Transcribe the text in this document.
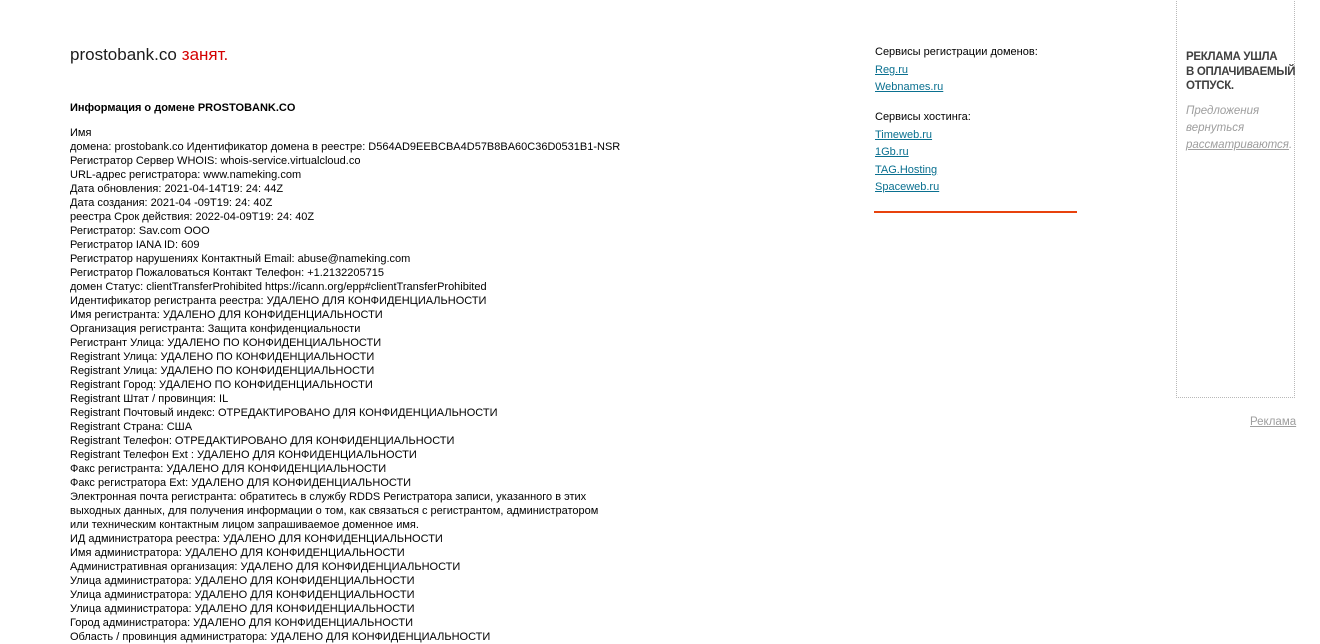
prostobank.co занят.
Информация о домене PROSTOBANK.CO
Имя
домена: prostobank.co Идентификатор домена в реестре: D564AD9EEBCBA4D57B8BA60C36D0531B1-NSR
Регистратор Сервер WHOIS: whois-service.virtualcloud.co
URL-адрес регистратора: www.nameking.com
Дата обновления: 2021-04-14T19: 24: 44Z
Дата создания: 2021-04 -09T19: 24: 40Z
реестра Срок действия: 2022-04-09T19: 24: 40Z
Регистратор: Sav.com ООО
Регистратор IANA ID: 609
Регистратор нарушениях Контактный Email: abuse@nameking.com
Регистратор Пожаловаться Контакт Телефон: +1.2132205715
домен Статус: clientTransferProhibited https://icann.org/epp#clientTransferProhibited
Идентификатор регистранта реестра: УДАЛЕНО ДЛЯ КОНФИДЕНЦИАЛЬНОСТИ
Имя регистранта: УДАЛЕНО ДЛЯ КОНФИДЕНЦИАЛЬНОСТИ
Организация регистранта: Защита конфиденциальности
Регистрант Улица: УДАЛЕНО ПО КОНФИДЕНЦИАЛЬНОСТИ
Registrant Улица: УДАЛЕНО ПО КОНФИДЕНЦИАЛЬНОСТИ
Registrant Улица: УДАЛЕНО ПО КОНФИДЕНЦИАЛЬНОСТИ
Registrant Город: УДАЛЕНО ПО КОНФИДЕНЦИАЛЬНОСТИ
Registrant Штат / провинция: IL
Registrant Почтовый индекс: ОТРЕДАКТИРОВАНО ДЛЯ КОНФИДЕНЦИАЛЬНОСТИ
Registrant Страна: США
Registrant Телефон: ОТРЕДАКТИРОВАНО ДЛЯ КОНФИДЕНЦИАЛЬНОСТИ
Registrant Телефон Ext : УДАЛЕНО ДЛЯ КОНФИДЕНЦИАЛЬНОСТИ
Факс регистранта: УДАЛЕНО ДЛЯ КОНФИДЕНЦИАЛЬНОСТИ
Факс регистратора Ext: УДАЛЕНО ДЛЯ КОНФИДЕНЦИАЛЬНОСТИ
Электронная почта регистранта: обратитесь в службу RDDS Регистратора записи, указанного в этих
выходных данных, для получения информации о том, как связаться с регистрантом, администратором
или техническим контактным лицом запрашиваемое доменное имя.
ИД администратора реестра: УДАЛЕНО ДЛЯ КОНФИДЕНЦИАЛЬНОСТИ
Имя администратора: УДАЛЕНО ДЛЯ КОНФИДЕНЦИАЛЬНОСТИ
Административная организация: УДАЛЕНО ДЛЯ КОНФИДЕНЦИАЛЬНОСТИ
Улица администратора: УДАЛЕНО ДЛЯ КОНФИДЕНЦИАЛЬНОСТИ
Улица администратора: УДАЛЕНО ДЛЯ КОНФИДЕНЦИАЛЬНОСТИ
Улица администратора: УДАЛЕНО ДЛЯ КОНФИДЕНЦИАЛЬНОСТИ
Город администратора: УДАЛЕНО ДЛЯ КОНФИДЕНЦИАЛЬНОСТИ
Область / провинция администратора: УДАЛЕНО ДЛЯ КОНФИДЕНЦИАЛЬНОСТИ
Сервисы регистрации доменов:
Reg.ru
Webnames.ru
Сервисы хостинга:
Timeweb.ru
1Gb.ru
TAG.Hosting
Spaceweb.ru
РЕКЛАМА УШЛА
В ОПЛАЧИВАЕМЫЙ
ОТПУСК.
Предложения
вернуться
рассматриваются.
Реклама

**TASK INSTRUCTIONS**
Say how many lines of the data include the word "администратора". Nothing other than the number should be given.

**PROBLEM SOLUTION**
7